[Source records]
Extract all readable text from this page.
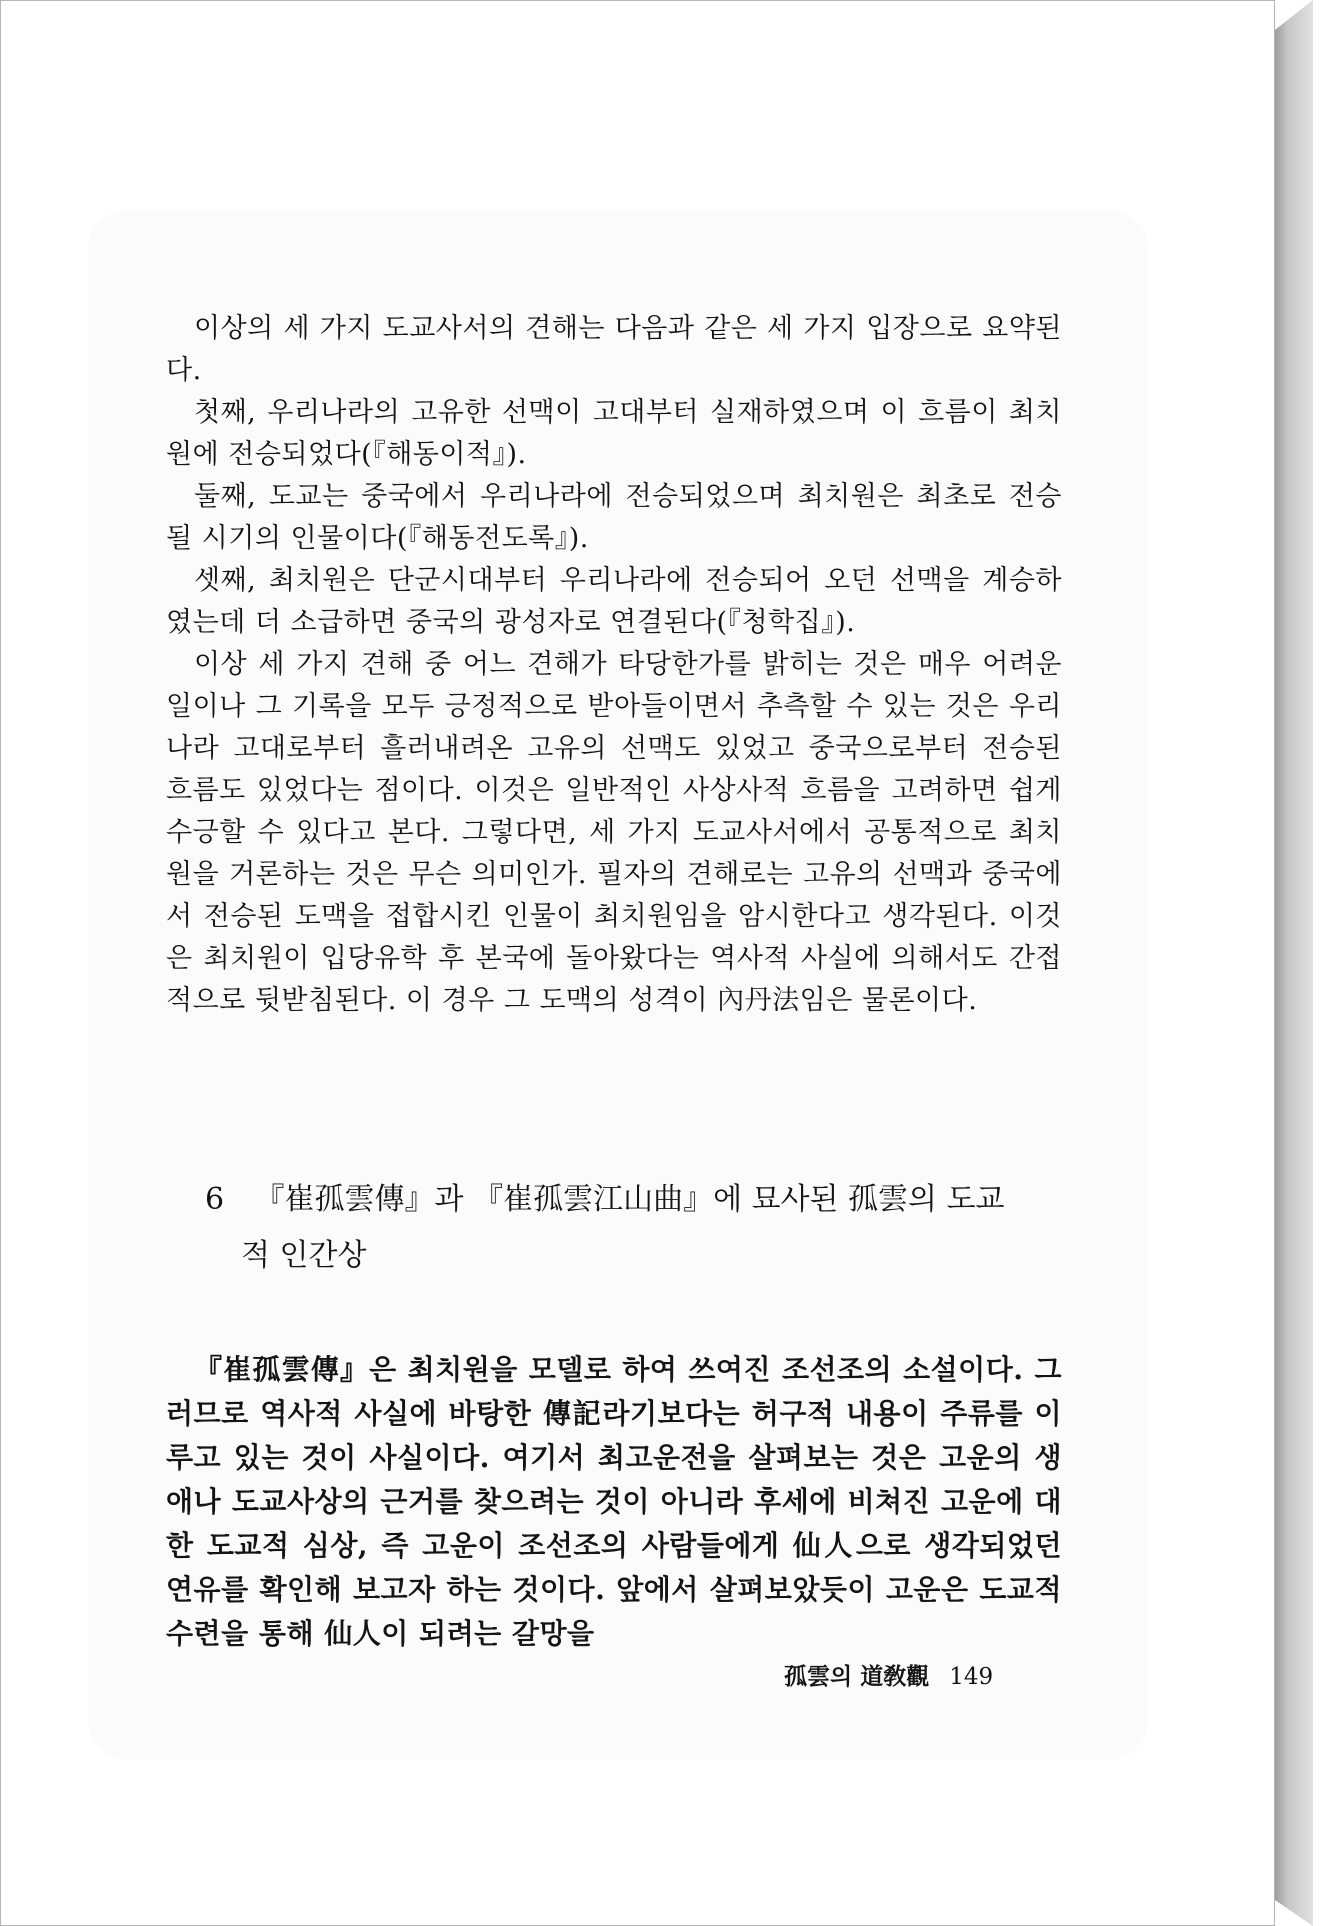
이상의 세 가지 도교사서의 견해는 다음과 같은 세 가지 입장으로 요약된다.

첫째, 우리나라의 고유한 선맥이 고대부터 실재하였으며 이 흐름이 최치원에 전승되었다(『해동이적』).

둘째, 도교는 중국에서 우리나라에 전승되었으며 최치원은 최초로 전승될 시기의 인물이다(『해동전도록』).

셋째, 최치원은 단군시대부터 우리나라에 전승되어 오던 선맥을 계승하였는데 더 소급하면 중국의 광성자로 연결된다(『청학집』).

이상 세 가지 견해 중 어느 견해가 타당한가를 밝히는 것은 매우 어려운 일이나 그 기록을 모두 긍정적으로 받아들이면서 추측할 수 있는 것은 우리나라 고대로부터 흘러내려온 고유의 선맥도 있었고 중국으로부터 전승된 흐름도 있었다는 점이다. 이것은 일반적인 사상사적 흐름을 고려하면 쉽게 수긍할 수 있다고 본다. 그렇다면, 세 가지 도교사서에서 공통적으로 최치원을 거론하는 것은 무슨 의미인가. 필자의 견해로는 고유의 선맥과 중국에서 전승된 도맥을 접합시킨 인물이 최치원임을 암시한다고 생각된다. 이것은 최치원이 입당유학 후 본국에 돌아왔다는 역사적 사실에 의해서도 간접적으로 뒷받침된다. 이 경우 그 도맥의 성격이 內丹法임은 물론이다.

6 『崔孤雲傳』과 『崔孤雲江山曲』에 묘사된 孤雲의 도교
적 인간상

『崔孤雲傳』은 최치원을 모델로 하여 쓰여진 조선조의 소설이다. 그러므로 역사적 사실에 바탕한 傳記라기보다는 허구적 내용이 주류를 이루고 있는 것이 사실이다. 여기서 최고운전을 살펴보는 것은 고운의 생애나 도교사상의 근거를 찾으려는 것이 아니라 후세에 비쳐진 고운에 대한 도교적 심상, 즉 고운이 조선조의 사람들에게 仙人으로 생각되었던 연유를 확인해 보고자 하는 것이다. 앞에서 살펴보았듯이 고운은 도교적 수련을 통해 仙人이 되려는 갈망을

孤雲의 道敎觀 149
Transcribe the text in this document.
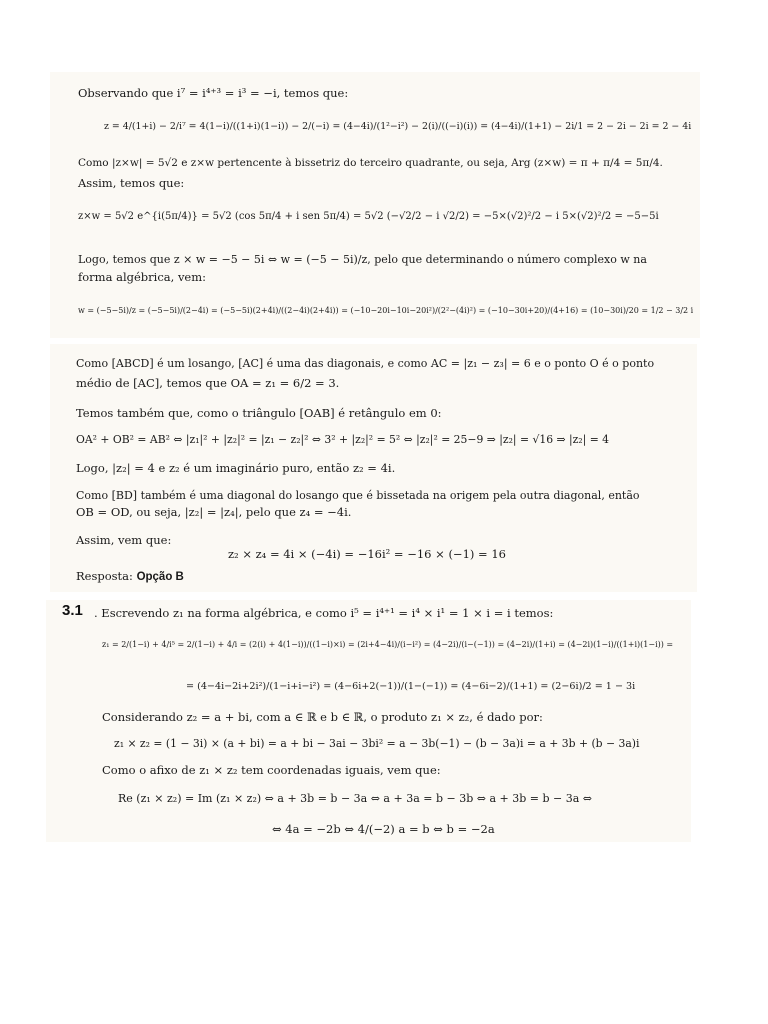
Observando que i⁷ = i⁴⁺³ = i³ = −i, temos que:
z = 4/(1+i) − 2/i⁷ = 4(1−i)/((1+i)(1−i)) − 2/(−i) = (4−4i)/(1²−i²) − 2(i)/((−i)(i)) = (4−4i)/(1+1) − 2i/1 = 2 − 2i − 2i = 2 − 4i
Como |z×w| = 5√2 e z×w pertencente à bissetriz do terceiro quadrante, ou seja, Arg (z×w) = π + π/4 = 5π/4.
Assim, temos que:
z×w = 5√2 e^{i(5π/4)} = 5√2 (cos 5π/4 + i sen 5π/4) = 5√2 (−√2/2 − i √2/2) = −5×(√2)²/2 − i 5×(√2)²/2 = −5−5i
Logo, temos que z × w = −5 − 5i ⇔ w = (−5 − 5i)/z, pelo que determinando o número complexo w na
forma algébrica, vem:
w = (−5−5i)/z = (−5−5i)/(2−4i) = (−5−5i)(2+4i)/((2−4i)(2+4i)) = (−10−20i−10i−20i²)/(2²−(4i)²) = (−10−30i+20)/(4+16) = (10−30i)/20 = 1/2 − 3/2 i
Como [ABCD] é um losango, [AC] é uma das diagonais, e como AC = |z₁ − z₃| = 6 e o ponto O é o ponto
médio de [AC], temos que OA = z₁ = 6/2 = 3.
Temos também que, como o triângulo [OAB] é retângulo em 0:
OA² + OB² = AB² ⇔ |z₁|² + |z₂|² = |z₁ − z₂|² ⇔ 3² + |z₂|² = 5² ⇔ |z₂|² = 25−9 ⇒ |z₂| = √16 ⇒ |z₂| = 4
Logo, |z₂| = 4 e z₂ é um imaginário puro, então z₂ = 4i.
Como [BD] também é uma diagonal do losango que é bissetada na origem pela outra diagonal, então
OB = OD, ou seja, |z₂| = |z₄|, pelo que z₄ = −4i.
Assim, vem que:
z₂ × z₄ = 4i × (−4i) = −16i² = −16 × (−1) = 16
Resposta: Opção B
3.1 . Escrevendo z₁ na forma algébrica, e como i⁵ = i⁴⁺¹ = i⁴ × i¹ = 1 × i = i temos:
z₁ = 2/(1−i) + 4/i⁵ = 2/(1−i) + 4/i = (2(i) + 4(1−i))/((1−i)×i) = (2i+4−4i)/(i−i²) = (4−2i)/(i−(−1)) = (4−2i)/(1+i) = (4−2i)(1−i)/((1+i)(1−i)) =
= (4−4i−2i+2i²)/(1−i+i−i²) = (4−6i+2(−1))/(1−(−1)) = (4−6i−2)/(1+1) = (2−6i)/2 = 1 − 3i
Considerando z₂ = a + bi, com a ∈ ℝ e b ∈ ℝ, o produto z₁ × z₂, é dado por:
z₁ × z₂ = (1 − 3i) × (a + bi) = a + bi − 3ai − 3bi² = a − 3b(−1) − (b − 3a)i = a + 3b + (b − 3a)i
Como o afixo de z₁ × z₂ tem coordenadas iguais, vem que:
Re (z₁ × z₂) = Im (z₁ × z₂) ⇔ a + 3b = b − 3a ⇔ a + 3a = b − 3b ⇔ a + 3b = b − 3a ⇔
⇔ 4a = −2b ⇔ 4/(−2) a = b ⇔ b = −2a
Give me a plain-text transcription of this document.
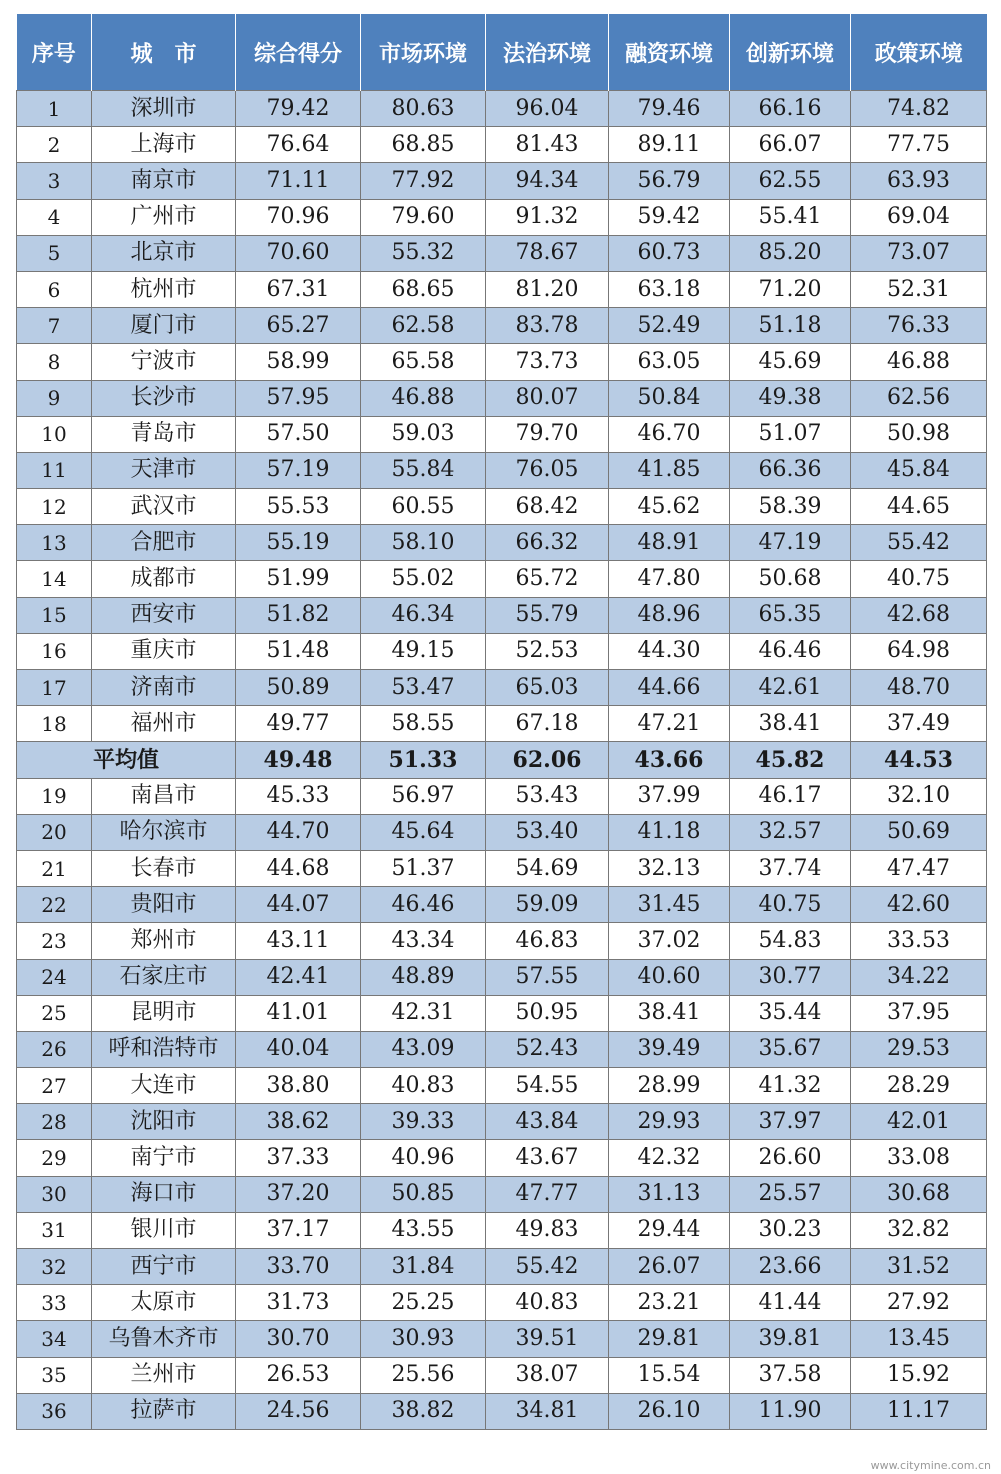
序号	城　市	综合得分	市场环境	法治环境	融资环境	创新环境	政策环境
1	深圳市	79.42	80.63	96.04	79.46	66.16	74.82
2	上海市	76.64	68.85	81.43	89.11	66.07	77.75
3	南京市	71.11	77.92	94.34	56.79	62.55	63.93
4	广州市	70.96	79.60	91.32	59.42	55.41	69.04
5	北京市	70.60	55.32	78.67	60.73	85.20	73.07
6	杭州市	67.31	68.65	81.20	63.18	71.20	52.31
7	厦门市	65.27	62.58	83.78	52.49	51.18	76.33
8	宁波市	58.99	65.58	73.73	63.05	45.69	46.88
9	长沙市	57.95	46.88	80.07	50.84	49.38	62.56
10	青岛市	57.50	59.03	79.70	46.70	51.07	50.98
11	天津市	57.19	55.84	76.05	41.85	66.36	45.84
12	武汉市	55.53	60.55	68.42	45.62	58.39	44.65
13	合肥市	55.19	58.10	66.32	48.91	47.19	55.42
14	成都市	51.99	55.02	65.72	47.80	50.68	40.75
15	西安市	51.82	46.34	55.79	48.96	65.35	42.68
16	重庆市	51.48	49.15	52.53	44.30	46.46	64.98
17	济南市	50.89	53.47	65.03	44.66	42.61	48.70
18	福州市	49.77	58.55	67.18	47.21	38.41	37.49
平均值		49.48	51.33	62.06	43.66	45.82	44.53
19	南昌市	45.33	56.97	53.43	37.99	46.17	32.10
20	哈尔滨市	44.70	45.64	53.40	41.18	32.57	50.69
21	长春市	44.68	51.37	54.69	32.13	37.74	47.47
22	贵阳市	44.07	46.46	59.09	31.45	40.75	42.60
23	郑州市	43.11	43.34	46.83	37.02	54.83	33.53
24	石家庄市	42.41	48.89	57.55	40.60	30.77	34.22
25	昆明市	41.01	42.31	50.95	38.41	35.44	37.95
26	呼和浩特市	40.04	43.09	52.43	39.49	35.67	29.53
27	大连市	38.80	40.83	54.55	28.99	41.32	28.29
28	沈阳市	38.62	39.33	43.84	29.93	37.97	42.01
29	南宁市	37.33	40.96	43.67	42.32	26.60	33.08
30	海口市	37.20	50.85	47.77	31.13	25.57	30.68
31	银川市	37.17	43.55	49.83	29.44	30.23	32.82
32	西宁市	33.70	31.84	55.42	26.07	23.66	31.52
33	太原市	31.73	25.25	40.83	23.21	41.44	27.92
34	乌鲁木齐市	30.70	30.93	39.51	29.81	39.81	13.45
35	兰州市	26.53	25.56	38.07	15.54	37.58	15.92
36	拉萨市	24.56	38.82	34.81	26.10	11.90	11.17
www.citymine.com.cn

■ GOAL
Where does the word "최치원은" appear in the listing? List each line that holds it.

■ REPLY
둘째, 도교는 중국에서 우리나라에 전승되었으며 최치원은 최초로 전승될 시기의 인물이다(『해동전도록』).
셋째, 최치원은 단군시대부터 우리나라에 전승되어 오던 선맥을 계승하였는데 더 소급하면 중국의 광성자로 연결된다(『청학집』).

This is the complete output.